• _Task_: Copy out, from the entries below, each line holding the string "span".

## BEGIN Entries shown

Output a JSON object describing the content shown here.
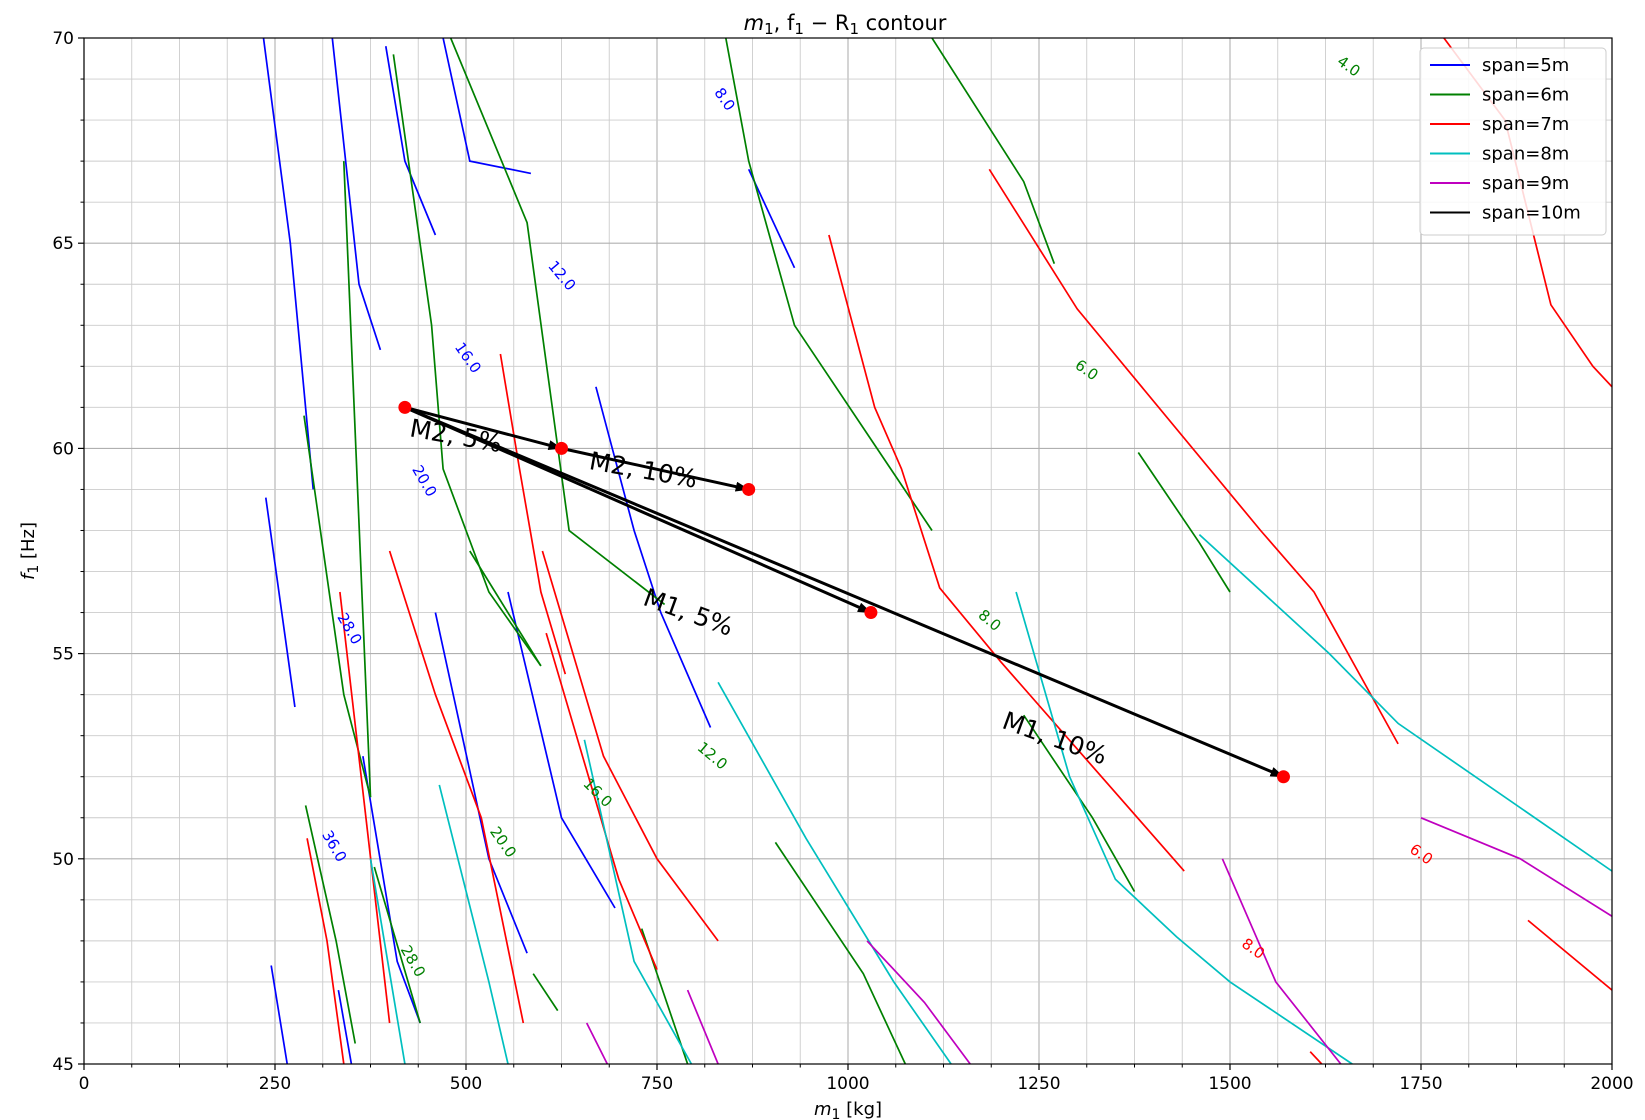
{
  "chart_data": {
    "type": "line",
    "title_parts": {
      "pre": "m",
      "sub1": "1",
      "mid": ", f",
      "sub2": "1",
      "mid2": " − R",
      "sub3": "1",
      "post": " contour"
    },
    "xlabel_parts": {
      "pre": "m",
      "sub": "1",
      "post": " [kg]"
    },
    "ylabel_parts": {
      "pre": "f",
      "sub": "1",
      "post": " [Hz]"
    },
    "xlim": [
      0,
      2000
    ],
    "ylim": [
      45,
      70
    ],
    "xticks": [
      0,
      250,
      500,
      750,
      1000,
      1250,
      1500,
      1750,
      2000
    ],
    "yticks": [
      45,
      50,
      55,
      60,
      65,
      70
    ],
    "xtick_labels": [
      "0",
      "250",
      "500",
      "750",
      "1000",
      "1250",
      "1500",
      "1750",
      "2000"
    ],
    "ytick_labels": [
      "45",
      "50",
      "55",
      "60",
      "65",
      "70"
    ],
    "grid": true,
    "legend_position": "top-right",
    "series": [
      {
        "name": "span=5m",
        "color": "#0000ff",
        "segments": [
          [
            [
              235,
              70
            ],
            [
              270,
              65
            ],
            [
              300,
              59
            ]
          ],
          [
            [
              238,
              58.8
            ],
            [
              276,
              53.7
            ]
          ],
          [
            [
              245,
              47.4
            ],
            [
              266,
              45
            ]
          ],
          [
            [
              325,
              70
            ],
            [
              360,
              64
            ],
            [
              388,
              62.4
            ]
          ],
          [
            [
              395,
              69.8
            ],
            [
              420,
              67
            ],
            [
              460,
              65.2
            ]
          ],
          [
            [
              365,
              52.5
            ],
            [
              410,
              47.5
            ],
            [
              440,
              46
            ]
          ],
          [
            [
              333,
              46.8
            ],
            [
              350,
              45
            ]
          ],
          [
            [
              470,
              70
            ],
            [
              505,
              67
            ],
            [
              585,
              66.7
            ]
          ],
          [
            [
              460,
              56
            ],
            [
              530,
              50
            ],
            [
              580,
              47.7
            ]
          ],
          [
            [
              555,
              56.5
            ],
            [
              625,
              51
            ],
            [
              695,
              48.8
            ]
          ],
          [
            [
              670,
              61.5
            ],
            [
              720,
              58
            ],
            [
              755,
              56
            ],
            [
              820,
              53.2
            ]
          ],
          [
            [
              870,
              66.8
            ],
            [
              930,
              64.4
            ]
          ]
        ]
      },
      {
        "name": "span=6m",
        "color": "#008000",
        "segments": [
          [
            [
              288,
              60.8
            ],
            [
              340,
              54
            ],
            [
              375,
              51.5
            ]
          ],
          [
            [
              290,
              51.3
            ],
            [
              330,
              48
            ],
            [
              355,
              45.5
            ]
          ],
          [
            [
              340,
              67
            ],
            [
              375,
              51.5
            ]
          ],
          [
            [
              405,
              69.6
            ],
            [
              455,
              63
            ],
            [
              470,
              59.5
            ],
            [
              530,
              56.5
            ],
            [
              598,
              54.7
            ]
          ],
          [
            [
              505,
              57.5
            ],
            [
              598,
              54.7
            ]
          ],
          [
            [
              480,
              70
            ],
            [
              580,
              65.5
            ],
            [
              635,
              58
            ],
            [
              760,
              56.2
            ]
          ],
          [
            [
              380,
              49.8
            ],
            [
              440,
              46
            ]
          ],
          [
            [
              588,
              47.2
            ],
            [
              620,
              46.3
            ]
          ],
          [
            [
              730,
              48.3
            ],
            [
              790,
              45
            ]
          ],
          [
            [
              840,
              70
            ],
            [
              870,
              67
            ],
            [
              930,
              63
            ],
            [
              1110,
              58
            ]
          ],
          [
            [
              1110,
              70
            ],
            [
              1230,
              66.5
            ],
            [
              1270,
              64.5
            ]
          ],
          [
            [
              1380,
              59.9
            ],
            [
              1460,
              57.7
            ],
            [
              1500,
              56.5
            ]
          ],
          [
            [
              1230,
              53.5
            ],
            [
              1320,
              51
            ],
            [
              1375,
              49.2
            ]
          ],
          [
            [
              905,
              50.4
            ],
            [
              1020,
              47.2
            ],
            [
              1075,
              45
            ]
          ]
        ]
      },
      {
        "name": "span=7m",
        "color": "#ff0000",
        "segments": [
          [
            [
              335,
              56.5
            ],
            [
              400,
              46
            ]
          ],
          [
            [
              292,
              50.5
            ],
            [
              318,
              48
            ],
            [
              340,
              45
            ]
          ],
          [
            [
              545,
              62.3
            ],
            [
              570,
              59.5
            ],
            [
              598,
              56.5
            ],
            [
              630,
              54.5
            ]
          ],
          [
            [
              400,
              57.5
            ],
            [
              460,
              54
            ],
            [
              520,
              51
            ],
            [
              575,
              46
            ]
          ],
          [
            [
              600,
              57.5
            ],
            [
              680,
              52.5
            ],
            [
              750,
              50
            ],
            [
              830,
              48
            ]
          ],
          [
            [
              605,
              55.5
            ],
            [
              700,
              49.5
            ],
            [
              750,
              47.3
            ]
          ],
          [
            [
              975,
              65.2
            ],
            [
              1035,
              61
            ],
            [
              1070,
              59.5
            ],
            [
              1120,
              56.6
            ],
            [
              1200,
              54.8
            ],
            [
              1440,
              49.7
            ]
          ],
          [
            [
              1185,
              66.8
            ],
            [
              1300,
              63.4
            ],
            [
              1540,
              58
            ],
            [
              1610,
              56.5
            ],
            [
              1720,
              52.8
            ]
          ],
          [
            [
              1780,
              70
            ],
            [
              1860,
              68
            ],
            [
              1920,
              63.5
            ],
            [
              1975,
              62
            ],
            [
              2000,
              61.5
            ]
          ],
          [
            [
              1890,
              48.5
            ],
            [
              2000,
              46.8
            ]
          ],
          [
            [
              1605,
              45.3
            ],
            [
              1620,
              45
            ]
          ]
        ]
      },
      {
        "name": "span=8m",
        "color": "#00bfbf",
        "segments": [
          [
            [
              375,
              50
            ],
            [
              420,
              45
            ]
          ],
          [
            [
              465,
              51.8
            ],
            [
              530,
              47
            ],
            [
              555,
              45
            ]
          ],
          [
            [
              655,
              52.9
            ],
            [
              720,
              47.5
            ],
            [
              795,
              45
            ]
          ],
          [
            [
              830,
              54.3
            ],
            [
              945,
              50.5
            ],
            [
              1060,
              47
            ],
            [
              1135,
              45
            ]
          ],
          [
            [
              1220,
              56.5
            ],
            [
              1290,
              52
            ],
            [
              1350,
              49.5
            ],
            [
              1430,
              48.1
            ],
            [
              1500,
              47
            ],
            [
              1660,
              45
            ]
          ],
          [
            [
              1460,
              57.9
            ],
            [
              1630,
              55
            ],
            [
              1720,
              53.3
            ],
            [
              2000,
              49.7
            ]
          ]
        ]
      },
      {
        "name": "span=9m",
        "color": "#bf00bf",
        "segments": [
          [
            [
              658,
              46
            ],
            [
              685,
              45
            ]
          ],
          [
            [
              790,
              46.8
            ],
            [
              830,
              45
            ]
          ],
          [
            [
              1025,
              48
            ],
            [
              1100,
              46.5
            ],
            [
              1160,
              45
            ]
          ],
          [
            [
              1490,
              50
            ],
            [
              1560,
              47
            ],
            [
              1645,
              45
            ]
          ],
          [
            [
              1750,
              51
            ],
            [
              1880,
              50
            ],
            [
              2000,
              48.6
            ]
          ]
        ]
      },
      {
        "name": "span=10m",
        "color": "#000000",
        "segments": []
      }
    ],
    "contour_labels": [
      {
        "text": "8.0",
        "x": 838,
        "y": 68.5,
        "angle": 55,
        "color": "#0000ff"
      },
      {
        "text": "12.0",
        "x": 625,
        "y": 64.2,
        "angle": 50,
        "color": "#0000ff"
      },
      {
        "text": "16.0",
        "x": 502,
        "y": 62.2,
        "angle": 55,
        "color": "#0000ff"
      },
      {
        "text": "20.0",
        "x": 445,
        "y": 59.2,
        "angle": 60,
        "color": "#0000ff"
      },
      {
        "text": "28.0",
        "x": 347,
        "y": 55.6,
        "angle": 60,
        "color": "#0000ff"
      },
      {
        "text": "36.0",
        "x": 327,
        "y": 50.3,
        "angle": 60,
        "color": "#0000ff"
      },
      {
        "text": "4.0",
        "x": 1655,
        "y": 69.3,
        "angle": 35,
        "color": "#008000"
      },
      {
        "text": "6.0",
        "x": 1312,
        "y": 61.9,
        "angle": 35,
        "color": "#008000"
      },
      {
        "text": "8.0",
        "x": 1185,
        "y": 55.8,
        "angle": 40,
        "color": "#008000"
      },
      {
        "text": "12.0",
        "x": 822,
        "y": 52.5,
        "angle": 40,
        "color": "#008000"
      },
      {
        "text": "16.0",
        "x": 672,
        "y": 51.6,
        "angle": 45,
        "color": "#008000"
      },
      {
        "text": "20.0",
        "x": 548,
        "y": 50.4,
        "angle": 55,
        "color": "#008000"
      },
      {
        "text": "28.0",
        "x": 430,
        "y": 47.5,
        "angle": 60,
        "color": "#008000"
      },
      {
        "text": "6.0",
        "x": 1750,
        "y": 50.1,
        "angle": 35,
        "color": "#ff0000"
      },
      {
        "text": "8.0",
        "x": 1530,
        "y": 47.8,
        "angle": 35,
        "color": "#ff0000"
      }
    ],
    "annotations": [
      {
        "text": "M2, 5%",
        "from": [
          420,
          61
        ],
        "to": [
          625,
          60
        ],
        "text_x": 425,
        "text_y": 60.3,
        "angle": 10
      },
      {
        "text": "M2, 10%",
        "from": [
          625,
          60
        ],
        "to": [
          870,
          59
        ],
        "text_x": 660,
        "text_y": 59.5,
        "angle": 10
      },
      {
        "text": "M1, 5%",
        "from": [
          420,
          61
        ],
        "to": [
          1030,
          56
        ],
        "text_x": 730,
        "text_y": 56.2,
        "angle": 20
      },
      {
        "text": "M1, 10%",
        "from": [
          420,
          61
        ],
        "to": [
          1570,
          52
        ],
        "text_x": 1200,
        "text_y": 53.2,
        "angle": 20
      }
    ],
    "points": [
      {
        "x": 420,
        "y": 61,
        "color": "#ff0000"
      },
      {
        "x": 625,
        "y": 60,
        "color": "#ff0000"
      },
      {
        "x": 870,
        "y": 59,
        "color": "#ff0000"
      },
      {
        "x": 1030,
        "y": 56,
        "color": "#ff0000"
      },
      {
        "x": 1570,
        "y": 52,
        "color": "#ff0000"
      }
    ]
  }
}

## END Entries shown

• _Solution for this exercise_:
        "name": "span=5m",
        "name": "span=6m",
        "name": "span=7m",
        "name": "span=8m",
        "name": "span=9m",
        "name": "span=10m",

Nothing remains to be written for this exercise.